Collect all lines below with the string "Chips".

- - -

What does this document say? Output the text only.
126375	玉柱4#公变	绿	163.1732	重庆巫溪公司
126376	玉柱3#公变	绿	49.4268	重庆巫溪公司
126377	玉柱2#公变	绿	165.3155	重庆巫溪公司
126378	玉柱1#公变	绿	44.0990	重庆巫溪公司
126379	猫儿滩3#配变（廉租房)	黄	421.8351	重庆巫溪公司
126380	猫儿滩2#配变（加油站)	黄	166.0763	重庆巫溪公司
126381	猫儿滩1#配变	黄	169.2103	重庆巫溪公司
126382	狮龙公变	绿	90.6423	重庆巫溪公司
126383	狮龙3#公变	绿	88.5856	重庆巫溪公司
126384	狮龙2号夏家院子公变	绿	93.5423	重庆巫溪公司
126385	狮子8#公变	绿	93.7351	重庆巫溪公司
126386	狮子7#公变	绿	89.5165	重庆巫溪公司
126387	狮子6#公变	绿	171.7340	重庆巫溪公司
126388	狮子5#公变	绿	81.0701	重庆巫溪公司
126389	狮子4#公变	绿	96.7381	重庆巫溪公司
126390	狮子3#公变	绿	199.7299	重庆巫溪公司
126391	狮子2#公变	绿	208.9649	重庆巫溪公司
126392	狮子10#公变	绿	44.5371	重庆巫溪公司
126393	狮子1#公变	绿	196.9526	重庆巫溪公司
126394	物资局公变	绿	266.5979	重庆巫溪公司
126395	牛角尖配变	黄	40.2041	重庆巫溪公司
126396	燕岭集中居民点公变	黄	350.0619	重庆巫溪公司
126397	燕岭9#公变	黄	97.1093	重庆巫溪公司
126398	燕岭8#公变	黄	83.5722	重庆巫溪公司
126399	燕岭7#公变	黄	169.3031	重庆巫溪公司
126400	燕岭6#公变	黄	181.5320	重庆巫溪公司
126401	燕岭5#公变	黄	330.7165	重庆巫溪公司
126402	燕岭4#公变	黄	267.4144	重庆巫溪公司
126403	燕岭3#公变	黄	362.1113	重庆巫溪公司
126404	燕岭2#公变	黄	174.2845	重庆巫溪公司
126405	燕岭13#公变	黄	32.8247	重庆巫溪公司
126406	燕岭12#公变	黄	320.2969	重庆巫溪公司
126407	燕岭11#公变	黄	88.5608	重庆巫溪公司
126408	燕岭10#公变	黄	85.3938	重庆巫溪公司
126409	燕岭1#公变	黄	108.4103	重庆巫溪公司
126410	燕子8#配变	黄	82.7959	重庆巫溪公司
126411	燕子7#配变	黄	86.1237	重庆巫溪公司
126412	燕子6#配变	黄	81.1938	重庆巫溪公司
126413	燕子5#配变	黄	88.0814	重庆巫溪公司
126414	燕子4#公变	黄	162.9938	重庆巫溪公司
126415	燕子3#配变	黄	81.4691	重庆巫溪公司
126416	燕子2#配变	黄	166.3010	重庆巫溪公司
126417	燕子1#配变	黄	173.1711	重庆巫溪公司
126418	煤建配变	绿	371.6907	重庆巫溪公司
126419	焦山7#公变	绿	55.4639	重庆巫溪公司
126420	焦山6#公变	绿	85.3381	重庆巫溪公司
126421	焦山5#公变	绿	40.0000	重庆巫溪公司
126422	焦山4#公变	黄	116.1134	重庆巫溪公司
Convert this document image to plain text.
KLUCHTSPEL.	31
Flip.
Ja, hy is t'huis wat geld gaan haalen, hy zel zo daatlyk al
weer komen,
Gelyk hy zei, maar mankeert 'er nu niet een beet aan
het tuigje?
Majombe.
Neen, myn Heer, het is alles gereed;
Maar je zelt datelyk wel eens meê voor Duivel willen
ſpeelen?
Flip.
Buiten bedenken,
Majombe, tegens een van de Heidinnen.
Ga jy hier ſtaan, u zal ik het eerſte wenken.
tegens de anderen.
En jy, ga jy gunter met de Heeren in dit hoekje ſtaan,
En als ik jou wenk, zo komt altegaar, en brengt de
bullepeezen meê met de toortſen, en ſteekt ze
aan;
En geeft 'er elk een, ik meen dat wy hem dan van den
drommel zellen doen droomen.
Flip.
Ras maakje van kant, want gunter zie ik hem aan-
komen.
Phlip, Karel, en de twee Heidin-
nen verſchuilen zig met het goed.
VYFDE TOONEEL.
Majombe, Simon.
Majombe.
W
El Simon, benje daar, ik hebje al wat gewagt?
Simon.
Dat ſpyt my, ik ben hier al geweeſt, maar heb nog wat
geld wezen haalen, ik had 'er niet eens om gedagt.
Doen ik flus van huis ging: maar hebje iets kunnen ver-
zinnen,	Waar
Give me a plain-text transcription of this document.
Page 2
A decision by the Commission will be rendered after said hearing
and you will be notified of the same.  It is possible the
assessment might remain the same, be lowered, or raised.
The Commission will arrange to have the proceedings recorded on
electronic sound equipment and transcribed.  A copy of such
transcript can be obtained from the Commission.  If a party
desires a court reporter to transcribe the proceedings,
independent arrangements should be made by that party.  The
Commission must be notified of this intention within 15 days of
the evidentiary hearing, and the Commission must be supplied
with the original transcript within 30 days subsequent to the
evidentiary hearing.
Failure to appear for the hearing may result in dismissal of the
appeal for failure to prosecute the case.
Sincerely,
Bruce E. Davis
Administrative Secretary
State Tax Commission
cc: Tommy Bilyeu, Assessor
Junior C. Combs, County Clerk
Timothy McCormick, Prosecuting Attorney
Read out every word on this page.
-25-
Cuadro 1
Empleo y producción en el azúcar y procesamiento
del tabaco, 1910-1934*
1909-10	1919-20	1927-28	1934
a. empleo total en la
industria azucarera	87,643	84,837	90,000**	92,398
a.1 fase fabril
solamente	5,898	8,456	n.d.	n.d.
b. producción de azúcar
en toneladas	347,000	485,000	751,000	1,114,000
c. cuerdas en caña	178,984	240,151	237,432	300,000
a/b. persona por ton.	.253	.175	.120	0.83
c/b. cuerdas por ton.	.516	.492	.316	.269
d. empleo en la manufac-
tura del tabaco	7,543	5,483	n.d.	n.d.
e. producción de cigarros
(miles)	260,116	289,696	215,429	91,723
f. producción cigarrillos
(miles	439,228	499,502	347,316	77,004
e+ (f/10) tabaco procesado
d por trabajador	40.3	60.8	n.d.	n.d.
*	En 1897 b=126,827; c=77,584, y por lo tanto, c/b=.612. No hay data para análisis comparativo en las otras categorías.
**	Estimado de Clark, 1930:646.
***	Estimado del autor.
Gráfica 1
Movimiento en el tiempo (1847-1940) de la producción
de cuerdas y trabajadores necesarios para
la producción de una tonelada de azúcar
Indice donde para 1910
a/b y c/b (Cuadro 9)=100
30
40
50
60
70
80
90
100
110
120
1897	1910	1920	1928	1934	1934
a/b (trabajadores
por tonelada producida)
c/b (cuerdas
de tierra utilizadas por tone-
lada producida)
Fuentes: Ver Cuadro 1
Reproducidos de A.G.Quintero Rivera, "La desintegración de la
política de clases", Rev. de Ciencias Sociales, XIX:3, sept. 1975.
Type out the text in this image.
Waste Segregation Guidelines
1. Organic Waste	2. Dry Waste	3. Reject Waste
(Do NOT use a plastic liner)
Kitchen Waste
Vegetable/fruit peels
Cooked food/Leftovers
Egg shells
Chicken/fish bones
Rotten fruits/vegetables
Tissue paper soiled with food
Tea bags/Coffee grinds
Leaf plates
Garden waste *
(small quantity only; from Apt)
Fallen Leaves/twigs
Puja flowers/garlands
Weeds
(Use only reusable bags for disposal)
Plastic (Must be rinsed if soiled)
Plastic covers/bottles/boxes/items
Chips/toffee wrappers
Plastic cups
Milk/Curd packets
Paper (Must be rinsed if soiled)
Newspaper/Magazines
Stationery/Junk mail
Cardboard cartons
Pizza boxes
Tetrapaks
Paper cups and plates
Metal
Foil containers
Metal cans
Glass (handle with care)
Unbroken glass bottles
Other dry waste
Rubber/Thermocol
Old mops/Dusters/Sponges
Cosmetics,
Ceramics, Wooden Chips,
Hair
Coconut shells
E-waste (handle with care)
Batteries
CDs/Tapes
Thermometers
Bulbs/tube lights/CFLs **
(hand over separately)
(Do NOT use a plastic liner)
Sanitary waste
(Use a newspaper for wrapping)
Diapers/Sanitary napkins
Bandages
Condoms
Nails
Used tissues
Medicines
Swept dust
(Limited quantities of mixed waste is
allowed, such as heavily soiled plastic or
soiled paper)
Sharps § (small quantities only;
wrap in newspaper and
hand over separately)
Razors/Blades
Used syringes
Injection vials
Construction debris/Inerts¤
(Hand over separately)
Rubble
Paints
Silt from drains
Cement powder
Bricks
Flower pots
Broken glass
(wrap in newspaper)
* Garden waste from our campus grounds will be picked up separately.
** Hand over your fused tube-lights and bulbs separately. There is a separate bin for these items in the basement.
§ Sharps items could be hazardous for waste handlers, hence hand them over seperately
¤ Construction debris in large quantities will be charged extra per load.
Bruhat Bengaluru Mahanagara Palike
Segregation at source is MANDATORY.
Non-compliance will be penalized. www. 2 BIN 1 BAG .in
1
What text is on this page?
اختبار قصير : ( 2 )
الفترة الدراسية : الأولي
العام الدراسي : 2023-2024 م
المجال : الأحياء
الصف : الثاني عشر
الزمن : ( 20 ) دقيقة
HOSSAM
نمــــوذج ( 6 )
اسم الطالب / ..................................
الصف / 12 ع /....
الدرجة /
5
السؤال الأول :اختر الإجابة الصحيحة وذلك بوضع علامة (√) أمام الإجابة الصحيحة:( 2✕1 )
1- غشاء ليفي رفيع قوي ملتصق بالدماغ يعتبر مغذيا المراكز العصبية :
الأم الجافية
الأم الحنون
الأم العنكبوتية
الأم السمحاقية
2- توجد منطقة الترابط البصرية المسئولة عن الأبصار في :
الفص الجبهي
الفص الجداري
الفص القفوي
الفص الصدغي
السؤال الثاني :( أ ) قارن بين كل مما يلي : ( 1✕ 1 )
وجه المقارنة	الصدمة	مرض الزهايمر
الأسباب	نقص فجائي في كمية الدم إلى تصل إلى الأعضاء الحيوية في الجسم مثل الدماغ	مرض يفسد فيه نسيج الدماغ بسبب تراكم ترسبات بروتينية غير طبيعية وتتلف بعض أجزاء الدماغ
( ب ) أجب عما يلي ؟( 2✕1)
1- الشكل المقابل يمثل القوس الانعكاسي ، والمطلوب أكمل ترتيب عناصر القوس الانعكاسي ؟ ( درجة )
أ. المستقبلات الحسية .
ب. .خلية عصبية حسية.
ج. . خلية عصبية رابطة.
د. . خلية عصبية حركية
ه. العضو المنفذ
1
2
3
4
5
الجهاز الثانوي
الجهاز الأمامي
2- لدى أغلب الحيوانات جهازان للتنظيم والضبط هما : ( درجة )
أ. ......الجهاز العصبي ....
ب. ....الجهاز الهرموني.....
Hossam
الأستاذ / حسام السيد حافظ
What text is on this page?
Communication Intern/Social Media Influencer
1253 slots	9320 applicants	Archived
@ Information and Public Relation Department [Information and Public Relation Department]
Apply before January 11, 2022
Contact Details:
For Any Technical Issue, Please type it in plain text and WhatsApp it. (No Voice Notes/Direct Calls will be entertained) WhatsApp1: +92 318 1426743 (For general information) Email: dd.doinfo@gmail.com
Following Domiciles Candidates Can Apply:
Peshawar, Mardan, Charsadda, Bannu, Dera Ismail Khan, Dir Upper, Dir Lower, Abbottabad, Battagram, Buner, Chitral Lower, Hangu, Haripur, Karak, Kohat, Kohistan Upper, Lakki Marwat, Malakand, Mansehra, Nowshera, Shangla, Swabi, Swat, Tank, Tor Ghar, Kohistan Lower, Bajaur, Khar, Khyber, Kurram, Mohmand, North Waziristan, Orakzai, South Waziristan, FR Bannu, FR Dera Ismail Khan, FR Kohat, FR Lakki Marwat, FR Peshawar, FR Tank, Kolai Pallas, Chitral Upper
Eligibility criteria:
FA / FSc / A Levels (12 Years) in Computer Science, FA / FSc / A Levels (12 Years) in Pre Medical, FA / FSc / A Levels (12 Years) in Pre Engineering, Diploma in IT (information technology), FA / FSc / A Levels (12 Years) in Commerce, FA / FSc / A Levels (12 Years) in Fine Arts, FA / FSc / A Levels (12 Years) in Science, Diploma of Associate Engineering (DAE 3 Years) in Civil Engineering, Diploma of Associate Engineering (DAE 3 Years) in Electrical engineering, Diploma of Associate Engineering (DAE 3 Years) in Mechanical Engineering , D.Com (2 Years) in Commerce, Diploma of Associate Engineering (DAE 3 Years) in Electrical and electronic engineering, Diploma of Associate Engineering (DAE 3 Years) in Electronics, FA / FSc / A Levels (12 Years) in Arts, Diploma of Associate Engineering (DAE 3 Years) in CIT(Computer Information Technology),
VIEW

- - -

Right answer
Chips/toffee wrappers
Ceramics, Wooden Chips,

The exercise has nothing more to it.